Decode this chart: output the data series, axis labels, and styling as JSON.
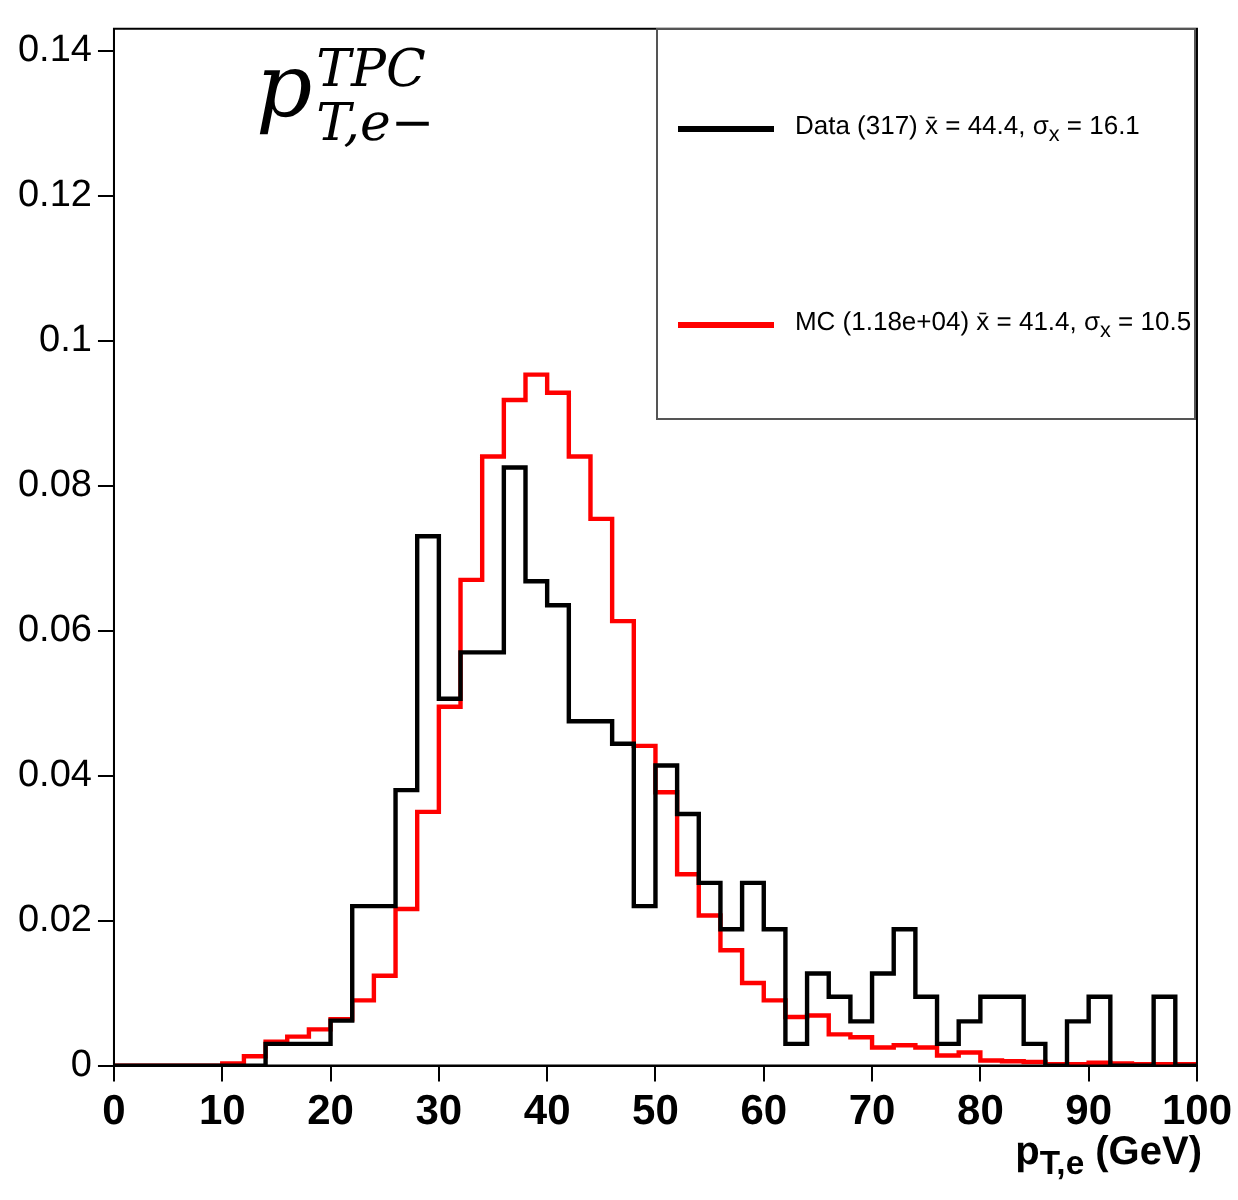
{
  "chart_data": {
    "type": "histogram",
    "title": "p$^{TPC}$$_{T,e−}$",
    "xlabel": "p$_{T,e}$ (GeV)",
    "bins": [
      0,
      2,
      4,
      6,
      8,
      10,
      12,
      14,
      16,
      18,
      20,
      22,
      24,
      26,
      28,
      30,
      32,
      34,
      36,
      38,
      40,
      42,
      44,
      46,
      48,
      50,
      52,
      54,
      56,
      58,
      60,
      62,
      64,
      66,
      68,
      70,
      72,
      74,
      76,
      78,
      80,
      82,
      84,
      86,
      88,
      90,
      92,
      94,
      96,
      98,
      100
    ],
    "series": [
      {
        "name": "Data (317) x̄ = 44.4, σ$_{x}$ = 16.1",
        "color": "#000000",
        "values": [
          0,
          0,
          0,
          0,
          0,
          0,
          0,
          0.003,
          0.003,
          0.003,
          0.0062,
          0.022,
          0.022,
          0.038,
          0.073,
          0.0506,
          0.057,
          0.057,
          0.0825,
          0.0668,
          0.0635,
          0.0475,
          0.0475,
          0.0444,
          0.022,
          0.0414,
          0.0347,
          0.0252,
          0.0188,
          0.0252,
          0.0188,
          0.003,
          0.0127,
          0.0095,
          0.0061,
          0.0127,
          0.0188,
          0.0095,
          0.003,
          0.0061,
          0.0095,
          0.0095,
          0.003,
          0,
          0.0061,
          0.0095,
          0,
          0,
          0.0095,
          0
        ]
      },
      {
        "name": "MC (1.18e+04) x̄ = 41.4, σ$_{x}$ = 10.5",
        "color": "#ff0000",
        "values": [
          0,
          0,
          0,
          0,
          0,
          0.0003,
          0.0013,
          0.0033,
          0.004,
          0.005,
          0.0064,
          0.009,
          0.0124,
          0.0216,
          0.035,
          0.0495,
          0.067,
          0.084,
          0.0918,
          0.0953,
          0.0928,
          0.084,
          0.0754,
          0.0613,
          0.0441,
          0.0377,
          0.0264,
          0.0207,
          0.0159,
          0.0114,
          0.009,
          0.0067,
          0.0069,
          0.0043,
          0.0039,
          0.0025,
          0.0028,
          0.0025,
          0.0014,
          0.0018,
          0.0007,
          0.0006,
          0.0005,
          0.0002,
          0.0002,
          0.0004,
          0.0003,
          0.0002,
          0.0002,
          0.0002
        ]
      }
    ],
    "xlim": [
      0,
      100
    ],
    "xticks": [
      0,
      10,
      20,
      30,
      40,
      50,
      60,
      70,
      80,
      90,
      100
    ],
    "ylim": [
      0,
      0.143
    ],
    "yticks": [
      0,
      0.02,
      0.04,
      0.06,
      0.08,
      0.1,
      0.12,
      0.14
    ],
    "grid": false,
    "legend": "top right"
  }
}
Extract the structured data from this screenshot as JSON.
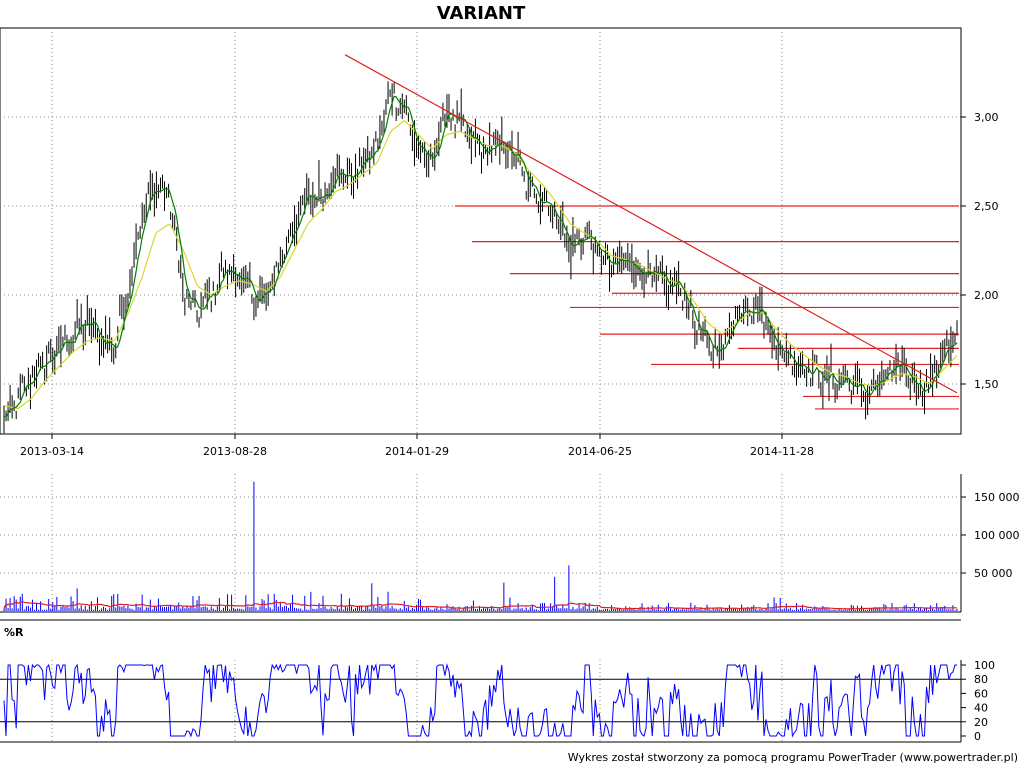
{
  "chart_data": [
    {
      "type": "candlestick",
      "title": "VARIANT",
      "xticks": [
        "2013-03-14",
        "2013-08-28",
        "2014-01-29",
        "2014-06-25",
        "2014-11-28"
      ],
      "yticks": [
        "1,50",
        "2,00",
        "2,50",
        "3,00"
      ],
      "ylim": [
        1.25,
        3.4
      ],
      "grid": true,
      "price_close_approx": [
        1.3,
        1.4,
        1.55,
        1.62,
        1.7,
        1.78,
        1.85,
        1.75,
        1.7,
        2.05,
        2.45,
        2.62,
        2.55,
        2.0,
        1.9,
        2.0,
        2.15,
        2.1,
        2.0,
        1.98,
        2.2,
        2.4,
        2.55,
        2.55,
        2.7,
        2.65,
        2.75,
        2.82,
        3.15,
        3.05,
        2.8,
        2.75,
        3.05,
        2.95,
        2.85,
        2.8,
        2.85,
        2.78,
        2.6,
        2.55,
        2.45,
        2.25,
        2.35,
        2.25,
        2.15,
        2.2,
        2.15,
        2.1,
        2.05,
        2.05,
        1.85,
        1.7,
        1.7,
        1.9,
        1.95,
        1.88,
        1.7,
        1.65,
        1.6,
        1.55,
        1.52,
        1.52,
        1.45,
        1.48,
        1.55,
        1.6,
        1.5,
        1.48,
        1.7,
        1.72
      ],
      "ma_approx": [
        1.38,
        1.36,
        1.42,
        1.52,
        1.6,
        1.68,
        1.74,
        1.76,
        1.74,
        1.9,
        2.1,
        2.35,
        2.4,
        2.25,
        2.05,
        2.0,
        2.05,
        2.08,
        2.06,
        2.02,
        2.1,
        2.25,
        2.4,
        2.48,
        2.58,
        2.62,
        2.68,
        2.74,
        2.92,
        2.98,
        2.9,
        2.82,
        2.9,
        2.92,
        2.88,
        2.84,
        2.84,
        2.8,
        2.7,
        2.62,
        2.52,
        2.4,
        2.35,
        2.3,
        2.22,
        2.2,
        2.17,
        2.13,
        2.09,
        2.06,
        1.96,
        1.84,
        1.78,
        1.84,
        1.9,
        1.9,
        1.8,
        1.72,
        1.66,
        1.6,
        1.56,
        1.54,
        1.5,
        1.49,
        1.52,
        1.56,
        1.54,
        1.5,
        1.58,
        1.66
      ],
      "support_levels": [
        2.5,
        2.3,
        2.12,
        2.01,
        1.93,
        1.78,
        1.7,
        1.61,
        1.43,
        1.36
      ],
      "trendline": {
        "from": [
          3.35,
          0.0
        ],
        "to": [
          1.45,
          1.0
        ]
      }
    },
    {
      "type": "bar",
      "yticks": [
        "50 000",
        "100 000",
        "150 000"
      ],
      "ylim": [
        0,
        175000
      ],
      "spike_max": 170000
    },
    {
      "type": "line",
      "title": "%R",
      "yticks": [
        "0",
        "20",
        "40",
        "60",
        "80",
        "100"
      ],
      "ylim": [
        0,
        100
      ],
      "levels": [
        20,
        80
      ]
    }
  ],
  "footer": "Wykres został stworzony za pomocą programu PowerTrader (www.powertrader.pl)",
  "colors": {
    "candles": "#000000",
    "green_ma": "#008000",
    "yellow_ma": "#d8d830",
    "trend": "#e02020",
    "volume": "#0000ff",
    "volume_avg": "#e02020",
    "williams": "#0000ff"
  }
}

※ ※ ※

:: GIVEN PROBLEM ::
Only lines with "name" are wanted here; list each of them.

:: IN RESPONSE ::
        "name": "Data (317) x̄ = 44.4, σ$_{x}$ = 16.1",
        "name": "MC (1.18e+04) x̄ = 41.4, σ$_{x}$ = 10.5",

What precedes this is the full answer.